» To be done: Leave out the pictures, then reproduce the rest of the material exactly.

» Data for the task:
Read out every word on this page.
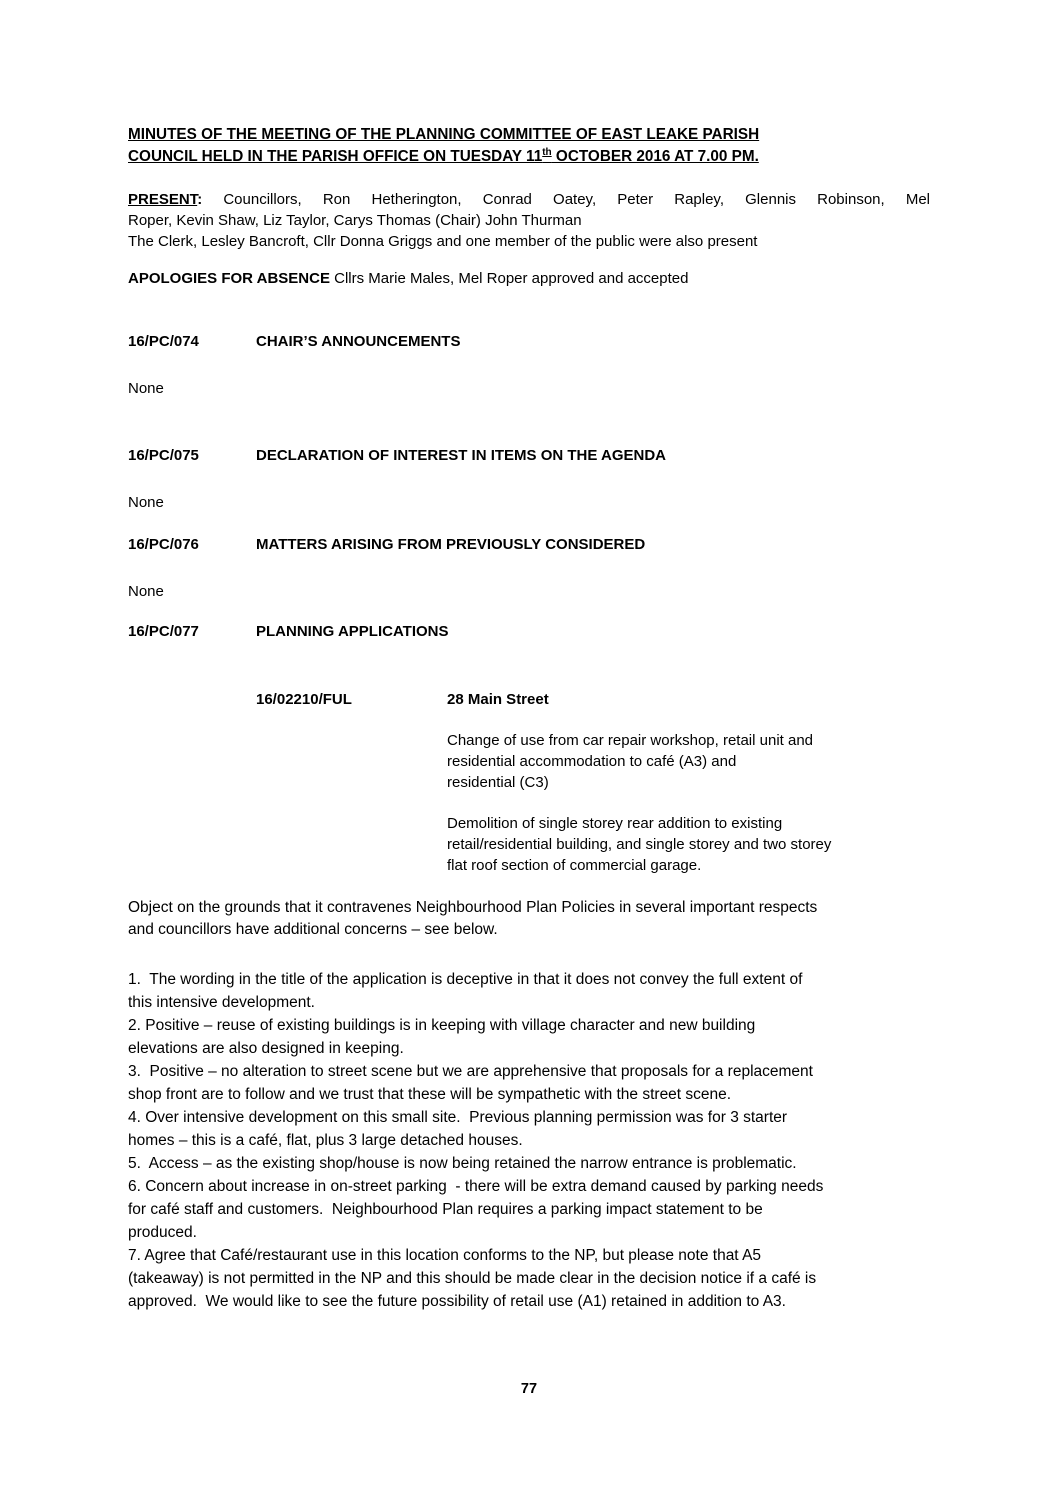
MINUTES OF THE MEETING OF THE PLANNING COMMITTEE OF EAST LEAKE PARISH
COUNCIL HELD IN THE PARISH OFFICE ON TUESDAY 11th OCTOBER 2016 AT 7.00 PM.
PRESENT: Councillors, Ron Hetherington, Conrad Oatey, Peter Rapley, Glennis Robinson, Mel
Roper, Kevin Shaw, Liz Taylor, Carys Thomas (Chair) John Thurman
The Clerk, Lesley Bancroft, Cllr Donna Griggs and one member of the public were also present
APOLOGIES FOR ABSENCE Cllrs Marie Males, Mel Roper approved and accepted
16/PC/074	CHAIR’S ANNOUNCEMENTS
None
16/PC/075	DECLARATION OF INTEREST IN ITEMS ON THE AGENDA
None
16/PC/076	MATTERS ARISING FROM PREVIOUSLY CONSIDERED
None
16/PC/077	PLANNING APPLICATIONS
16/02210/FUL	28 Main Street
Change of use from car repair workshop, retail unit and
residential accommodation to café (A3) and
residential (C3)
Demolition of single storey rear addition to existing
retail/residential building, and single storey and two storey
flat roof section of commercial garage.
Object on the grounds that it contravenes Neighbourhood Plan Policies in several important respects
and councillors have additional concerns – see below.
1.  The wording in the title of the application is deceptive in that it does not convey the full extent of
this intensive development.
2. Positive – reuse of existing buildings is in keeping with village character and new building
elevations are also designed in keeping.
3.  Positive – no alteration to street scene but we are apprehensive that proposals for a replacement
shop front are to follow and we trust that these will be sympathetic with the street scene.
4. Over intensive development on this small site.  Previous planning permission was for 3 starter
homes – this is a café, flat, plus 3 large detached houses.
5.  Access – as the existing shop/house is now being retained the narrow entrance is problematic.
6. Concern about increase in on-street parking  - there will be extra demand caused by parking needs
for café staff and customers.  Neighbourhood Plan requires a parking impact statement to be
produced.
7. Agree that Café/restaurant use in this location conforms to the NP, but please note that A5
(takeaway) is not permitted in the NP and this should be made clear in the decision notice if a café is
approved.  We would like to see the future possibility of retail use (A1) retained in addition to A3.
77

» Written answer:
Read out every word on this page.
MINUTES OF THE MEETING OF THE PLANNING COMMITTEE OF EAST LEAKE PARISH
COUNCIL HELD IN THE PARISH OFFICE ON TUESDAY 11th OCTOBER 2016 AT 7.00 PM.
PRESENT: Councillors, Ron Hetherington, Conrad Oatey, Peter Rapley, Glennis Robinson, Mel
Roper, Kevin Shaw, Liz Taylor, Carys Thomas (Chair) John Thurman
The Clerk, Lesley Bancroft, Cllr Donna Griggs and one member of the public were also present
APOLOGIES FOR ABSENCE Cllrs Marie Males, Mel Roper approved and accepted
16/PC/074	CHAIR’S ANNOUNCEMENTS
None
16/PC/075	DECLARATION OF INTEREST IN ITEMS ON THE AGENDA
None
16/PC/076	MATTERS ARISING FROM PREVIOUSLY CONSIDERED
None
16/PC/077	PLANNING APPLICATIONS
16/02210/FUL	28 Main Street
Change of use from car repair workshop, retail unit and
residential accommodation to café (A3) and
residential (C3)
Demolition of single storey rear addition to existing
retail/residential building, and single storey and two storey
flat roof section of commercial garage.
Object on the grounds that it contravenes Neighbourhood Plan Policies in several important respects
and councillors have additional concerns – see below.
1.  The wording in the title of the application is deceptive in that it does not convey the full extent of
this intensive development.
2. Positive – reuse of existing buildings is in keeping with village character and new building
elevations are also designed in keeping.
3.  Positive – no alteration to street scene but we are apprehensive that proposals for a replacement
shop front are to follow and we trust that these will be sympathetic with the street scene.
4. Over intensive development on this small site.  Previous planning permission was for 3 starter
homes – this is a café, flat, plus 3 large detached houses.
5.  Access – as the existing shop/house is now being retained the narrow entrance is problematic.
6. Concern about increase in on-street parking  - there will be extra demand caused by parking needs
for café staff and customers.  Neighbourhood Plan requires a parking impact statement to be
produced.
7. Agree that Café/restaurant use in this location conforms to the NP, but please note that A5
(takeaway) is not permitted in the NP and this should be made clear in the decision notice if a café is
approved.  We would like to see the future possibility of retail use (A1) retained in addition to A3.
77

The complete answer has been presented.